TASK PROMPT: Copy the following records verbatim, without changing a single character.

SOURCE MATERIAL:
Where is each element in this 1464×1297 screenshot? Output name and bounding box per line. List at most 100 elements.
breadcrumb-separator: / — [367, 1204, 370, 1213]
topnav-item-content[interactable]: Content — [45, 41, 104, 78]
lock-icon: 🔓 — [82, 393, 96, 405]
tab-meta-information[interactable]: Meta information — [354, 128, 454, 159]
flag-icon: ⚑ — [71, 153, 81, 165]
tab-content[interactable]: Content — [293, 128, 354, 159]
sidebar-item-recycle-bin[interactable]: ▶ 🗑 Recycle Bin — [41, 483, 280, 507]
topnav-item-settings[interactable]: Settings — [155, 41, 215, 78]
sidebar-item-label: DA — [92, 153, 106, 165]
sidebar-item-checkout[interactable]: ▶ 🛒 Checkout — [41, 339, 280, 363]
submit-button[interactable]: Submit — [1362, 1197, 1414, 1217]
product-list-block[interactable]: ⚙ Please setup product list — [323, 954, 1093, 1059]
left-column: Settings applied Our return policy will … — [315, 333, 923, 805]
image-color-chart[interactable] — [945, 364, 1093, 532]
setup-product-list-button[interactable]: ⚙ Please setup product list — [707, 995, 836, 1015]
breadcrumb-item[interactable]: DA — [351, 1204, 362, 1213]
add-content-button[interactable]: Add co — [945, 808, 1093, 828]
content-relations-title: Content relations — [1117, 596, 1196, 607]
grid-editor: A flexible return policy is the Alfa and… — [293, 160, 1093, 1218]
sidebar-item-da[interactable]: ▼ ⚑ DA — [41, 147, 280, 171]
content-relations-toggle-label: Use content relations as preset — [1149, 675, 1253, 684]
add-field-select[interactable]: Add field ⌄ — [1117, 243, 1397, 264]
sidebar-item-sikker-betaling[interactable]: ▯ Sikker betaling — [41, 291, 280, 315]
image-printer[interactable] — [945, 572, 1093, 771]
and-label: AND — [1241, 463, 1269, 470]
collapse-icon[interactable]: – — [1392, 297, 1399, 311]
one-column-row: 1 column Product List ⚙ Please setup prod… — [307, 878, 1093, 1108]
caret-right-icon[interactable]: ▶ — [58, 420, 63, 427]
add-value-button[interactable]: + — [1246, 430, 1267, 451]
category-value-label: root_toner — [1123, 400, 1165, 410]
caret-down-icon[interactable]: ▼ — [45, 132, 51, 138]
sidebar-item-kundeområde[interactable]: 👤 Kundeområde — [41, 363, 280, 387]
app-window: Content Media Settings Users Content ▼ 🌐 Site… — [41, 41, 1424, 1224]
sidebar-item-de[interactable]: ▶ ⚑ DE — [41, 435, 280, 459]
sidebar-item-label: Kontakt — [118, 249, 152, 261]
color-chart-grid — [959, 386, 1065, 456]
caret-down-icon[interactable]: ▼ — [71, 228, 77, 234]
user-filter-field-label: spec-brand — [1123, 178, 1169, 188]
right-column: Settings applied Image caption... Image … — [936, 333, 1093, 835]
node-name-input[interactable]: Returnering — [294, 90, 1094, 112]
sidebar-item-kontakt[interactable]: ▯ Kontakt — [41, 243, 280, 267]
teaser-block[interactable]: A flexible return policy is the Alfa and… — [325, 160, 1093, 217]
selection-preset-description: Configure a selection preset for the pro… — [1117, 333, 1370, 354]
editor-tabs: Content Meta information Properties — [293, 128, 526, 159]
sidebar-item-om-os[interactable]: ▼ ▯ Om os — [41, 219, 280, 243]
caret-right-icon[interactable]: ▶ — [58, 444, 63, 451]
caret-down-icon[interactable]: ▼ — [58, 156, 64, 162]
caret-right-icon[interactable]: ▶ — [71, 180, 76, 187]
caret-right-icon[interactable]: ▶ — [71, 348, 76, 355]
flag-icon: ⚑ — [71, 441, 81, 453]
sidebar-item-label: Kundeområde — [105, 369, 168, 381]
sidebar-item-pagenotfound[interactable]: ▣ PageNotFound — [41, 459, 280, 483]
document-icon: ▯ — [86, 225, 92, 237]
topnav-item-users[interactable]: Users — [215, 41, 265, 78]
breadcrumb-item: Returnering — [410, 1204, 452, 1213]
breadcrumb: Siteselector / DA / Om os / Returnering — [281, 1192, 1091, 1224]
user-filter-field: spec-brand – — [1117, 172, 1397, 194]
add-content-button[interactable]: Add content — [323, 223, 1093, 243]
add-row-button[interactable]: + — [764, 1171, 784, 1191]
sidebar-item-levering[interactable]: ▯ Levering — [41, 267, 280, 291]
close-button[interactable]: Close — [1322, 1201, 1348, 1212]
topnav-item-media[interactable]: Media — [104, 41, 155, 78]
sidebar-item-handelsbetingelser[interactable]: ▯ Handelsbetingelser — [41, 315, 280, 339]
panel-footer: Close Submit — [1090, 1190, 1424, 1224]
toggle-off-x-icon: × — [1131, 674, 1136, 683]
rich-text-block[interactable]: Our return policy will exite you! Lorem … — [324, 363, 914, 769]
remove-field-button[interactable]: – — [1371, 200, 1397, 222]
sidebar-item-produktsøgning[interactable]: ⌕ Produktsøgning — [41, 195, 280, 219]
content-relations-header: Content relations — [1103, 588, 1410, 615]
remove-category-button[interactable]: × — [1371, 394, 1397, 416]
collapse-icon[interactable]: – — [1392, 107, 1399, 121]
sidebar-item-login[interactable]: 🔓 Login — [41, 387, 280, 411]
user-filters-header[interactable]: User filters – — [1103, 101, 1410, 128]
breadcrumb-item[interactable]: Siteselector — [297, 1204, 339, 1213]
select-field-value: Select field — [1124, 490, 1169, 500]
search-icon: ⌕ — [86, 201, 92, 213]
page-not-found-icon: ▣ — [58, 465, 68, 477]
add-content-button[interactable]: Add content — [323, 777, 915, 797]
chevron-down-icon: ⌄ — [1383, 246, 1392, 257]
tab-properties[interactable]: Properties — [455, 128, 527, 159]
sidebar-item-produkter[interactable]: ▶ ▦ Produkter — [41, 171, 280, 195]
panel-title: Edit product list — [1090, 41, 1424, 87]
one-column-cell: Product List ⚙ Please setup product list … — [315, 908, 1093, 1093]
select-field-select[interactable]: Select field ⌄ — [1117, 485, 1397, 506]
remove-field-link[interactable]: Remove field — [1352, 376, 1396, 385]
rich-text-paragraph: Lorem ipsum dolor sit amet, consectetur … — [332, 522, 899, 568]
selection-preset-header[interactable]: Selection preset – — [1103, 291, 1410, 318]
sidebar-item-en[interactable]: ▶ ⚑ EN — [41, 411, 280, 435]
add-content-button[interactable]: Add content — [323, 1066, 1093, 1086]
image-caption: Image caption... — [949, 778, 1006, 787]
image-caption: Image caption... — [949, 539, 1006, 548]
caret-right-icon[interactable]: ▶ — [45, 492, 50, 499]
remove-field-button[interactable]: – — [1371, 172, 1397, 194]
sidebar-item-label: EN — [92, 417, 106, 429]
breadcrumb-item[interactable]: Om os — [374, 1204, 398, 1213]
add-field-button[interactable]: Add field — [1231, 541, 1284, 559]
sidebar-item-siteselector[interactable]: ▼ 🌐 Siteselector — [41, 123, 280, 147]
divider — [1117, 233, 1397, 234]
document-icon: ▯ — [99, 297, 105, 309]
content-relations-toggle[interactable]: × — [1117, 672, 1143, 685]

FINISHED EXERCISE:
Where is each element in this 1464×1297 screenshot? Output name and bounding box per line. List at most 100 elements.
breadcrumb-separator: / — [367, 1204, 370, 1213]
topnav-item-content[interactable]: Content — [45, 41, 104, 78]
lock-icon: 🔓 — [82, 393, 96, 405]
tab-meta-information[interactable]: Meta information — [354, 128, 454, 159]
flag-icon: ⚑ — [71, 153, 81, 165]
tab-content[interactable]: Content — [293, 128, 354, 159]
sidebar-item-recycle-bin[interactable]: ▶ 🗑 Recycle Bin — [41, 483, 280, 507]
topnav-item-settings[interactable]: Settings — [155, 41, 215, 78]
sidebar-item-label: DA — [92, 153, 106, 165]
sidebar-item-checkout[interactable]: ▶ 🛒 Checkout — [41, 339, 280, 363]
submit-button[interactable]: Submit — [1362, 1197, 1414, 1217]
product-list-block[interactable]: ⚙ Please setup product list — [323, 954, 1093, 1059]
left-column: Settings applied Our return policy will … — [315, 333, 923, 805]
image-color-chart[interactable] — [945, 364, 1093, 532]
setup-product-list-button[interactable]: ⚙ Please setup product list — [707, 995, 836, 1015]
breadcrumb-item[interactable]: DA — [351, 1204, 362, 1213]
add-content-button[interactable]: Add co — [945, 808, 1093, 828]
content-relations-title: Content relations — [1117, 596, 1196, 607]
grid-editor: A flexible return policy is the Alfa and… — [293, 160, 1093, 1218]
sidebar-item-da[interactable]: ▼ ⚑ DA — [41, 147, 280, 171]
content-relations-toggle-label: Use content relations as preset — [1149, 675, 1253, 684]
add-field-select[interactable]: Add field ⌄ — [1117, 243, 1397, 264]
sidebar-item-sikker-betaling[interactable]: ▯ Sikker betaling — [41, 291, 280, 315]
image-printer[interactable] — [945, 572, 1093, 771]
and-label: AND — [1241, 463, 1269, 470]
collapse-icon[interactable]: – — [1392, 297, 1399, 311]
one-column-row: 1 column Product List ⚙ Please setup prod… — [307, 878, 1093, 1108]
caret-right-icon[interactable]: ▶ — [58, 420, 63, 427]
add-value-button[interactable]: + — [1246, 430, 1267, 451]
category-value-label: root_toner — [1123, 400, 1165, 410]
caret-down-icon[interactable]: ▼ — [45, 132, 51, 138]
sidebar-item-kundeområde[interactable]: 👤 Kundeområde — [41, 363, 280, 387]
app-window: Content Media Settings Users Content ▼ 🌐 Site… — [41, 41, 1424, 1224]
sidebar-item-de[interactable]: ▶ ⚑ DE — [41, 435, 280, 459]
sidebar-item-label: Kontakt — [118, 249, 152, 261]
color-chart-grid — [959, 386, 1065, 456]
caret-down-icon[interactable]: ▼ — [71, 228, 77, 234]
user-filter-field-label: spec-brand — [1123, 178, 1169, 188]
right-column: Settings applied Image caption... Image … — [936, 333, 1093, 835]
node-name-input[interactable]: Returnering — [294, 90, 1094, 112]
sidebar-item-kontakt[interactable]: ▯ Kontakt — [41, 243, 280, 267]
teaser-block[interactable]: A flexible return policy is the Alfa and… — [325, 160, 1093, 217]
selection-preset-description: Configure a selection preset for the pro… — [1117, 333, 1370, 354]
editor-tabs: Content Meta information Properties — [293, 128, 526, 159]
sidebar-item-om-os[interactable]: ▼ ▯ Om os — [41, 219, 280, 243]
caret-right-icon[interactable]: ▶ — [58, 444, 63, 451]
caret-down-icon[interactable]: ▼ — [58, 156, 64, 162]
caret-right-icon[interactable]: ▶ — [71, 180, 76, 187]
caret-right-icon[interactable]: ▶ — [71, 348, 76, 355]
flag-icon: ⚑ — [71, 441, 81, 453]
sidebar-item-label: Kundeområde — [105, 369, 168, 381]
sidebar-item-pagenotfound[interactable]: ▣ PageNotFound — [41, 459, 280, 483]
document-icon: ▯ — [86, 225, 92, 237]
topnav-item-users[interactable]: Users — [215, 41, 265, 78]
breadcrumb-item: Returnering — [410, 1204, 452, 1213]
breadcrumb: Siteselector / DA / Om os / Returnering — [281, 1192, 1091, 1224]
user-filter-field: spec-brand – — [1117, 172, 1397, 194]
add-content-button[interactable]: Add content — [323, 223, 1093, 243]
add-row-button[interactable]: + — [764, 1171, 784, 1191]
sidebar-item-levering[interactable]: ▯ Levering — [41, 267, 280, 291]
close-button[interactable]: Close — [1322, 1201, 1348, 1212]
topnav-item-media[interactable]: Media — [104, 41, 155, 78]
sidebar-item-handelsbetingelser[interactable]: ▯ Handelsbetingelser — [41, 315, 280, 339]
panel-footer: Close Submit — [1090, 1190, 1424, 1224]
toggle-off-x-icon: × — [1131, 674, 1136, 683]
rich-text-block[interactable]: Our return policy will exite you! Lorem … — [324, 363, 914, 769]
remove-field-button[interactable]: – — [1371, 200, 1397, 222]
sidebar-item-produktsøgning[interactable]: ⌕ Produktsøgning — [41, 195, 280, 219]
content-relations-header: Content relations — [1103, 588, 1410, 615]
remove-category-button[interactable]: × — [1371, 394, 1397, 416]
collapse-icon[interactable]: – — [1392, 107, 1399, 121]
sidebar-item-login[interactable]: 🔓 Login — [41, 387, 280, 411]
user-filters-header[interactable]: User filters – — [1103, 101, 1410, 128]
breadcrumb-item[interactable]: Siteselector — [297, 1204, 339, 1213]
select-field-value: Select field — [1124, 490, 1169, 500]
search-icon: ⌕ — [86, 201, 92, 213]
page-not-found-icon: ▣ — [58, 465, 68, 477]
add-content-button[interactable]: Add content — [323, 777, 915, 797]
chevron-down-icon: ⌄ — [1383, 246, 1392, 257]
tab-properties[interactable]: Properties — [455, 128, 527, 159]
sidebar-item-produkter[interactable]: ▶ ▦ Produkter — [41, 171, 280, 195]
panel-title: Edit product list — [1090, 41, 1424, 87]
one-column-cell: Product List ⚙ Please setup product list … — [315, 908, 1093, 1093]
select-field-select[interactable]: Select field ⌄ — [1117, 485, 1397, 506]
remove-field-link[interactable]: Remove field — [1352, 376, 1396, 385]
rich-text-paragraph: Lorem ipsum dolor sit amet, consectetur … — [332, 522, 899, 568]
selection-preset-header[interactable]: Selection preset – — [1103, 291, 1410, 318]
sidebar-item-en[interactable]: ▶ ⚑ EN — [41, 411, 280, 435]
add-content-button[interactable]: Add content — [323, 1066, 1093, 1086]
image-caption: Image caption... — [949, 778, 1006, 787]
image-caption: Image caption... — [949, 539, 1006, 548]
caret-right-icon[interactable]: ▶ — [45, 492, 50, 499]
remove-field-button[interactable]: – — [1371, 172, 1397, 194]
sidebar-item-label: EN — [92, 417, 106, 429]
breadcrumb-item[interactable]: Om os — [374, 1204, 398, 1213]
add-field-button[interactable]: Add field — [1231, 541, 1284, 559]
sidebar-item-siteselector[interactable]: ▼ 🌐 Siteselector — [41, 123, 280, 147]
divider — [1117, 233, 1397, 234]
document-icon: ▯ — [99, 297, 105, 309]
content-relations-toggle[interactable]: × — [1117, 672, 1143, 685]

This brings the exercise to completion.